++++ Supplied data

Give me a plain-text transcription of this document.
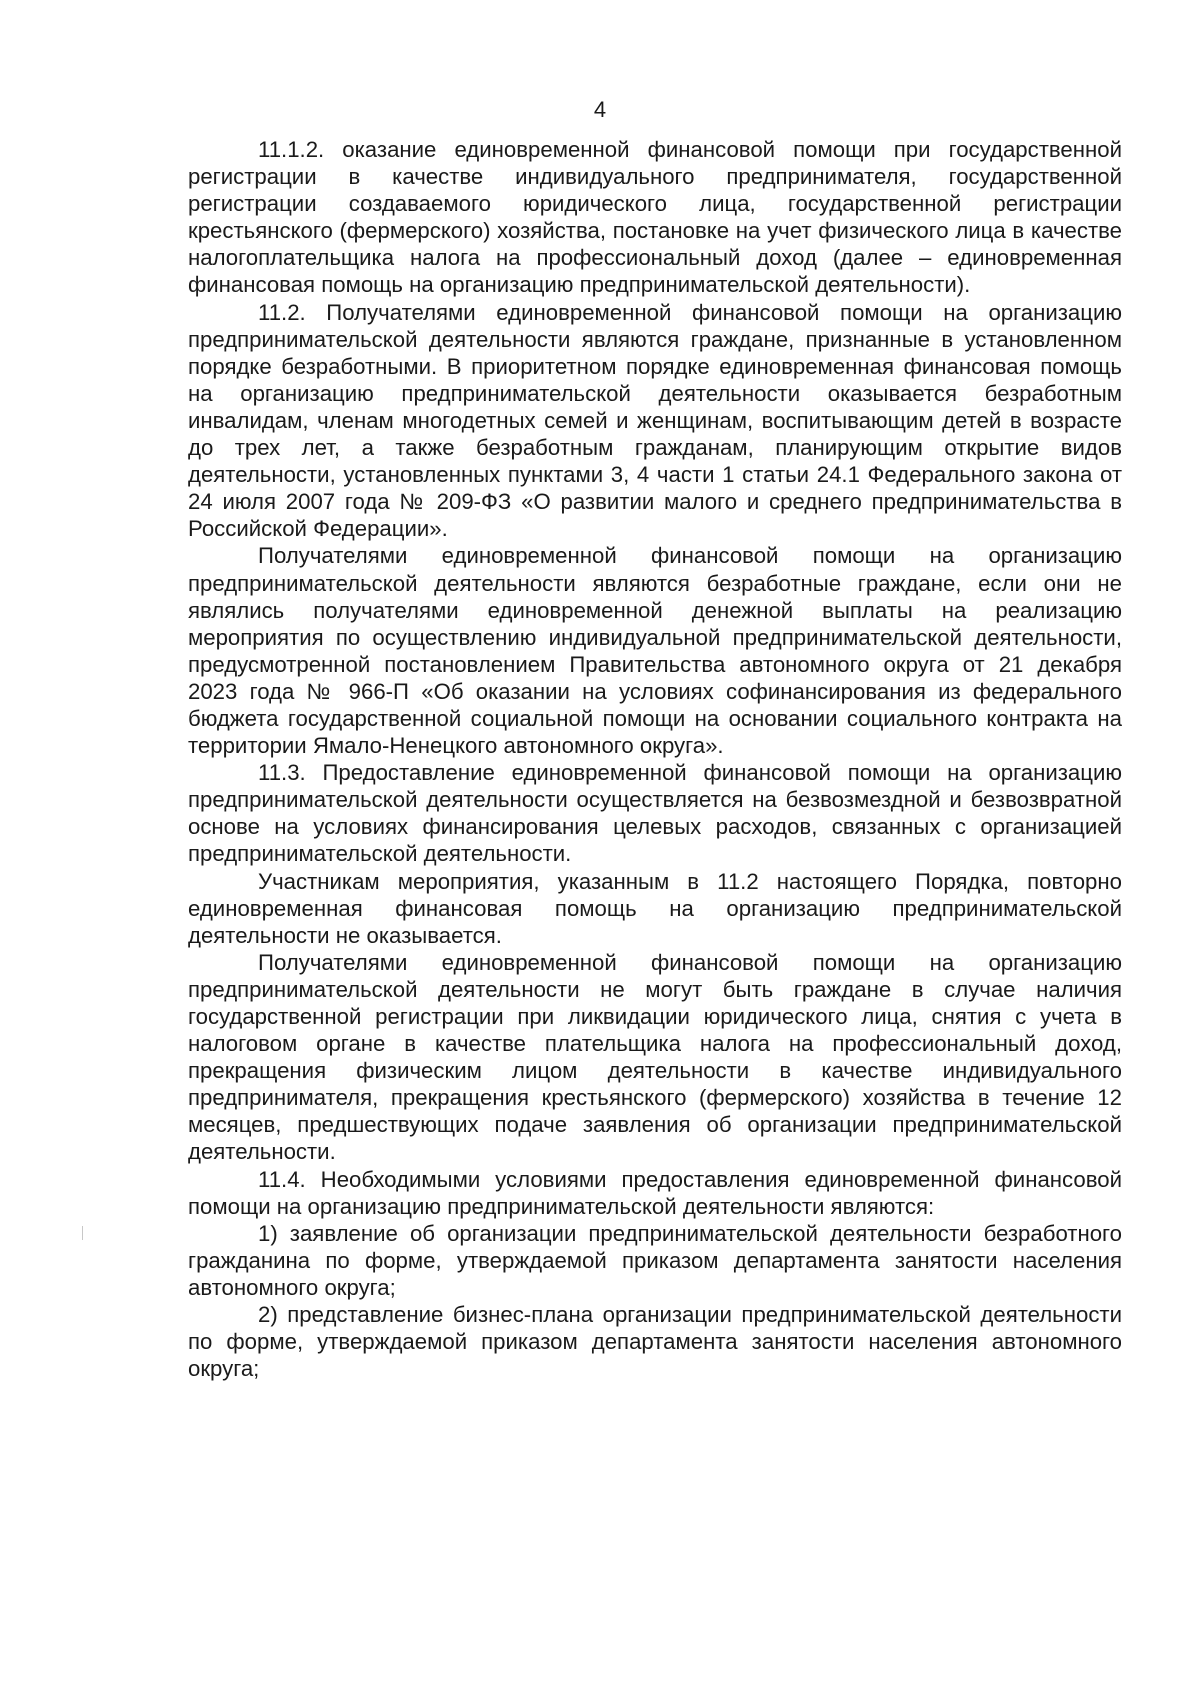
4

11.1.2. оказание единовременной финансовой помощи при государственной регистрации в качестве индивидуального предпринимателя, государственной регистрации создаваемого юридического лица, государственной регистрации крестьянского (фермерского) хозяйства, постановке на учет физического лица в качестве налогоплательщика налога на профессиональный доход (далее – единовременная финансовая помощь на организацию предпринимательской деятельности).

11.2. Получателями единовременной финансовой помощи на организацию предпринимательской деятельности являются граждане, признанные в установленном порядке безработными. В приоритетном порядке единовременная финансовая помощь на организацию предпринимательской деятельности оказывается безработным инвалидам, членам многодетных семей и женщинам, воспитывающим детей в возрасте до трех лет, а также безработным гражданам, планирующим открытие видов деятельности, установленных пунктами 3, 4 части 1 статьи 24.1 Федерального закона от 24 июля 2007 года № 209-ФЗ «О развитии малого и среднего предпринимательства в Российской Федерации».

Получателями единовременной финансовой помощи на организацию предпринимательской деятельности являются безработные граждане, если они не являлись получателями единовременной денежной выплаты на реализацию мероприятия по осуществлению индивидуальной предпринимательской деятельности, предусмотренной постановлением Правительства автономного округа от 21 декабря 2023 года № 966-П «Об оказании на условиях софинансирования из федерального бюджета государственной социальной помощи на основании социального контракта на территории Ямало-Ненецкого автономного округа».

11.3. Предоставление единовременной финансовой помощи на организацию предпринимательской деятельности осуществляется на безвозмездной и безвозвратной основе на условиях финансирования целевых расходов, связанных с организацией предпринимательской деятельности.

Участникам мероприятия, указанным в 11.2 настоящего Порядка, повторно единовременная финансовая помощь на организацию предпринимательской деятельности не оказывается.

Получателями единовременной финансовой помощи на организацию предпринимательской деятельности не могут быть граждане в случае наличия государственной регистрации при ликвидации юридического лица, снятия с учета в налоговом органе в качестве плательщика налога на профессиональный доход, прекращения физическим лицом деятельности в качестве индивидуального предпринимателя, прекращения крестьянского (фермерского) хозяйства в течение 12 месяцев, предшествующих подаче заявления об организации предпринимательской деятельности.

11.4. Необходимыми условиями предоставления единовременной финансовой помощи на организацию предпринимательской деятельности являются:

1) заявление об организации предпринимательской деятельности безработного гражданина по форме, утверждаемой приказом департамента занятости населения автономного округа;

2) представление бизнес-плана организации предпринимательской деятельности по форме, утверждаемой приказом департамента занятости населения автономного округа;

++++++++

■ **Given exercise**
Write the listing out a second time exactly, dropping all images.

■ **Task response**
Give me a plain-text transcription of this document.
4

11.1.2. оказание единовременной финансовой помощи при государственной регистрации в качестве индивидуального предпринимателя, государственной регистрации создаваемого юридического лица, государственной регистрации крестьянского (фермерского) хозяйства, постановке на учет физического лица в качестве налогоплательщика налога на профессиональный доход (далее – единовременная финансовая помощь на организацию предпринимательской деятельности).

11.2. Получателями единовременной финансовой помощи на организацию предпринимательской деятельности являются граждане, признанные в установленном порядке безработными. В приоритетном порядке единовременная финансовая помощь на организацию предпринимательской деятельности оказывается безработным инвалидам, членам многодетных семей и женщинам, воспитывающим детей в возрасте до трех лет, а также безработным гражданам, планирующим открытие видов деятельности, установленных пунктами 3, 4 части 1 статьи 24.1 Федерального закона от 24 июля 2007 года № 209-ФЗ «О развитии малого и среднего предпринимательства в Российской Федерации».

Получателями единовременной финансовой помощи на организацию предпринимательской деятельности являются безработные граждане, если они не являлись получателями единовременной денежной выплаты на реализацию мероприятия по осуществлению индивидуальной предпринимательской деятельности, предусмотренной постановлением Правительства автономного округа от 21 декабря 2023 года № 966-П «Об оказании на условиях софинансирования из федерального бюджета государственной социальной помощи на основании социального контракта на территории Ямало-Ненецкого автономного округа».

11.3. Предоставление единовременной финансовой помощи на организацию предпринимательской деятельности осуществляется на безвозмездной и безвозвратной основе на условиях финансирования целевых расходов, связанных с организацией предпринимательской деятельности.

Участникам мероприятия, указанным в 11.2 настоящего Порядка, повторно единовременная финансовая помощь на организацию предпринимательской деятельности не оказывается.

Получателями единовременной финансовой помощи на организацию предпринимательской деятельности не могут быть граждане в случае наличия государственной регистрации при ликвидации юридического лица, снятия с учета в налоговом органе в качестве плательщика налога на профессиональный доход, прекращения физическим лицом деятельности в качестве индивидуального предпринимателя, прекращения крестьянского (фермерского) хозяйства в течение 12 месяцев, предшествующих подаче заявления об организации предпринимательской деятельности.

11.4. Необходимыми условиями предоставления единовременной финансовой помощи на организацию предпринимательской деятельности являются:

1) заявление об организации предпринимательской деятельности безработного гражданина по форме, утверждаемой приказом департамента занятости населения автономного округа;

2) представление бизнес-плана организации предпринимательской деятельности по форме, утверждаемой приказом департамента занятости населения автономного округа;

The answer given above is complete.